*Task:* Which lines include the word "posible"? Copy each of them.

(Dataset items)
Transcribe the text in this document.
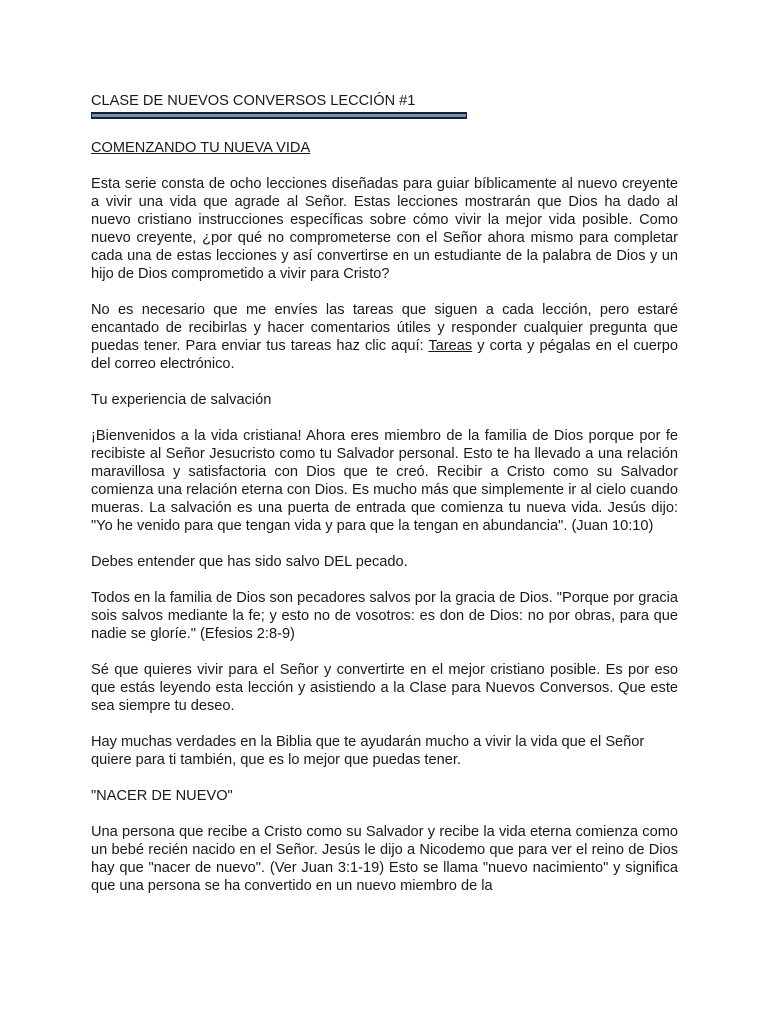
CLASE DE NUEVOS CONVERSOS LECCIÓN #1

COMENZANDO TU NUEVA VIDA

Esta serie consta de ocho lecciones diseñadas para guiar bíblicamente al nuevo creyente a vivir una vida que agrade al Señor. Estas lecciones mostrarán que Dios ha dado al nuevo cristiano instrucciones específicas sobre cómo vivir la mejor vida posible. Como nuevo creyente, ¿por qué no comprometerse con el Señor ahora mismo para completar cada una de estas lecciones y así convertirse en un estudiante de la palabra de Dios y un hijo de Dios comprometido a vivir para Cristo?

No es necesario que me envíes las tareas que siguen a cada lección, pero estaré encantado de recibirlas y hacer comentarios útiles y responder cualquier pregunta que puedas tener. Para enviar tus tareas haz clic aquí: Tareas y corta y pégalas en el cuerpo del correo electrónico.

Tu experiencia de salvación

¡Bienvenidos a la vida cristiana! Ahora eres miembro de la familia de Dios porque por fe recibiste al Señor Jesucristo como tu Salvador personal. Esto te ha llevado a una relación maravillosa y satisfactoria con Dios que te creó. Recibir a Cristo como su Salvador comienza una relación eterna con Dios. Es mucho más que simplemente ir al cielo cuando mueras. La salvación es una puerta de entrada que comienza tu nueva vida. Jesús dijo: "Yo he venido para que tengan vida y para que la tengan en abundancia". (Juan 10:10)

Debes entender que has sido salvo DEL pecado.

Todos en la familia de Dios son pecadores salvos por la gracia de Dios. "Porque por gracia sois salvos mediante la fe; y esto no de vosotros: es don de Dios: no por obras, para que nadie se gloríe." (Efesios 2:8-9)

Sé que quieres vivir para el Señor y convertirte en el mejor cristiano posible. Es por eso que estás leyendo esta lección y asistiendo a la Clase para Nuevos Conversos. Que este sea siempre tu deseo.

Hay muchas verdades en la Biblia que te ayudarán mucho a vivir la vida que el Señor quiere para ti también, que es lo mejor que puedas tener.

"NACER DE NUEVO"

Una persona que recibe a Cristo como su Salvador y recibe la vida eterna comienza como un bebé recién nacido en el Señor. Jesús le dijo a Nicodemo que para ver el reino de Dios hay que "nacer de nuevo". (Ver Juan 3:1-19) Esto se llama "nuevo nacimiento" y significa que una persona se ha convertido en un nuevo miembro de la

*Written reply:*
Esta serie consta de ocho lecciones diseñadas para guiar bíblicamente al nuevo creyente a vivir una vida que agrade al Señor. Estas lecciones mostrarán que Dios ha dado al nuevo cristiano instrucciones específicas sobre cómo vivir la mejor vida posible. Como nuevo creyente, ¿por qué no comprometerse con el Señor ahora mismo para completar cada una de estas lecciones y así convertirse en un estudiante de la palabra de Dios y un hijo de Dios comprometido a vivir para Cristo?
Sé que quieres vivir para el Señor y convertirte en el mejor cristiano posible. Es por eso que estás leyendo esta lección y asistiendo a la Clase para Nuevos Conversos. Que este sea siempre tu deseo.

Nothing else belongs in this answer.